_Written task_
Which lines below hold the word "large"? Report each one.

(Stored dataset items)

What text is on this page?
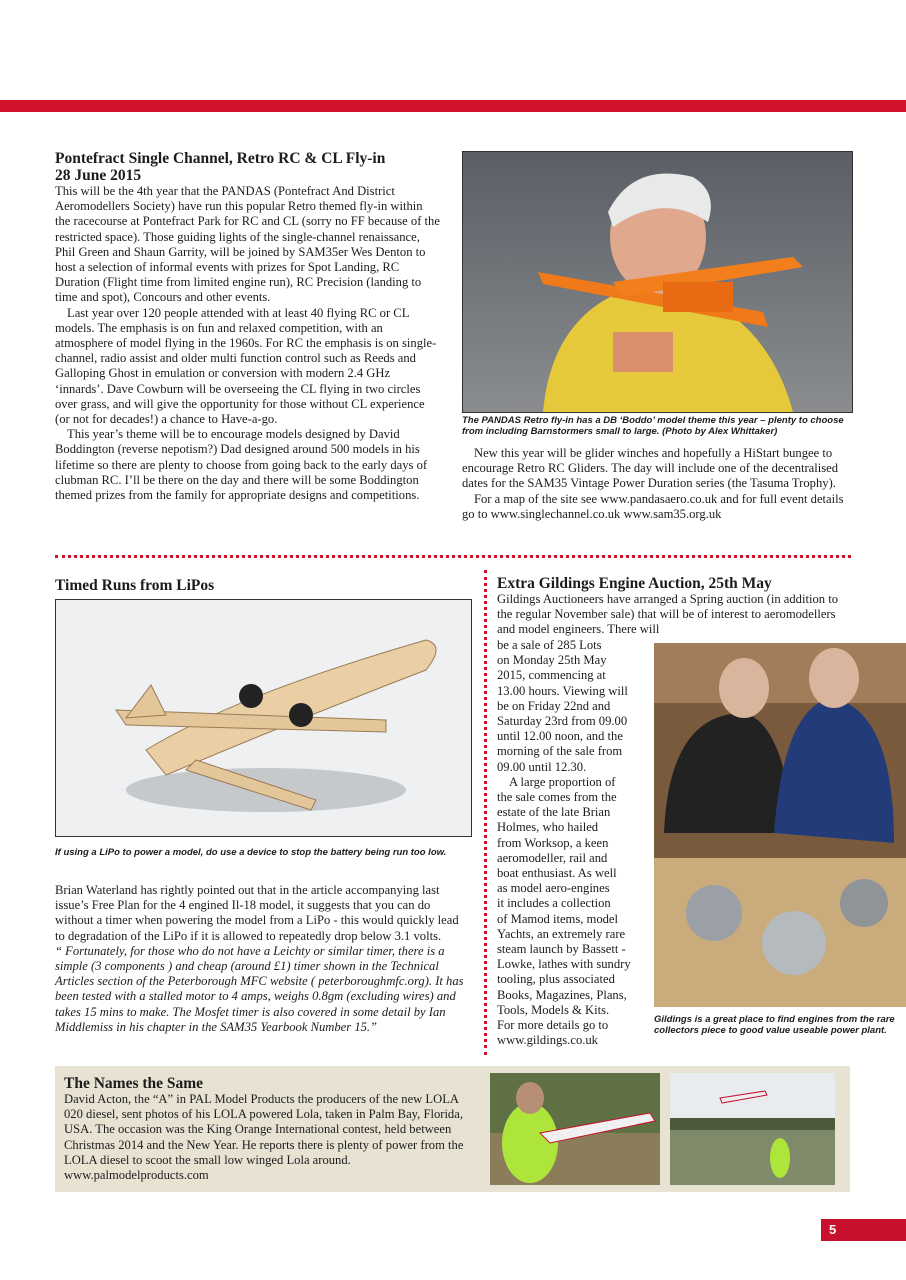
Pontefract Single Channel, Retro RC & CL Fly-in
28 June 2015

This will be the 4th year that the PANDAS (Pontefract And District Aeromodellers Society) have run this popular Retro themed fly-in within the racecourse at Pontefract Park for RC and CL (sorry no FF because of the restricted space). Those guiding lights of the single-channel renaissance, Phil Green and Shaun Garrity, will be joined by SAM35er Wes Denton to host a selection of informal events with prizes for Spot Landing, RC Duration (Flight time from limited engine run), RC Precision (landing to time and spot), Concours and other events.

Last year over 120 people attended with at least 40 flying RC or CL models. The emphasis is on fun and relaxed competition, with an atmosphere of model flying in the 1960s. For RC the emphasis is on single-channel, radio assist and older multi function control such as Reeds and Galloping Ghost in emulation or conversion with modern 2.4 GHz ‘innards’. Dave Cowburn will be overseeing the CL flying in two circles over grass, and will give the opportunity for those without CL experience (or not for decades!) a chance to Have-a-go.

This year’s theme will be to encourage models designed by David Boddington (reverse nepotism?) Dad designed around 500 models in his lifetime so there are plenty to choose from going back to the early days of clubman RC. I’ll be there on the day and there will be some Boddington themed prizes from the family for appropriate designs and competitions.

The PANDAS Retro fly-in has a DB ‘Boddo’ model theme this year – plenty to choose from including Barnstormers small to large. (Photo by Alex Whittaker)

New this year will be glider winches and hopefully a HiStart bungee to encourage Retro RC Gliders. The day will include one of the decentralised dates for the SAM35 Vintage Power Duration series (the Tasuma Trophy).

For a map of the site see www.pandasaero.co.uk and for full event details go to www.singlechannel.co.uk www.sam35.org.uk

Timed Runs from LiPos
If using a LiPo to power a model, do use a device to stop the battery being run too low.

Brian Waterland has rightly pointed out that in the article accompanying last issue’s Free Plan for the 4 engined Il-18 model, it suggests that you can do without a timer when powering the model from a LiPo - this would quickly lead to degradation of the LiPo if it is allowed to repeatedly drop below 3.1 volts.

“ Fortunately, for those who do not have a Leichty or similar timer, there is a simple (3 components ) and cheap (around £1) timer shown in the Technical Articles section of the Peterborough MFC website ( peterboroughmfc.org). It has been tested with a stalled motor to 4 amps, weighs 0.8gm (excluding wires) and takes 15 mins to make. The Mosfet timer is also covered in some detail by Ian Middlemiss in his chapter in the SAM35 Yearbook Number 15.”

Extra Gildings Engine Auction, 25th May
Gildings Auctioneers have arranged a Spring auction (in addition to the regular November sale) that will be of interest to aeromodellers and model engineers. There will
be a sale of 285 Lots
on Monday 25th May
2015, commencing at
13.00 hours. Viewing will
be on Friday 22nd and
Saturday 23rd from 09.00
until 12.00 noon, and the
morning of the sale from
09.00 until 12.30.
A large proportion of
the sale comes from the
estate of the late Brian
Holmes, who hailed
from Worksop, a keen
aeromodeller, rail and
boat enthusiast. As well
as model aero-engines
it includes a collection
of Mamod items, model
Yachts, an extremely rare
steam launch by Bassett -
Lowke, lathes with sundry
tooling, plus associated
Books, Magazines, Plans,
Tools, Models & Kits.
For more details go to
www.gildings.co.uk
Gildings is a great place to find engines from the rare collectors piece to good value useable power plant.
The Names the Same
David Acton, the “A” in PAL Model Products the producers of the new LOLA 020 diesel, sent photos of his LOLA powered Lola, taken in Palm Bay, Florida, USA. The occasion was the King Orange International contest, held between Christmas 2014 and the New Year. He reports there is plenty of power from the LOLA diesel to scoot the small low winged Lola around. www.palmodelproducts.com
5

_Final answer_
The PANDAS Retro fly-in has a DB ‘Boddo’ model theme this year – plenty to choose from including Barnstormers small to large. (Photo by Alex Whittaker)
A large proportion of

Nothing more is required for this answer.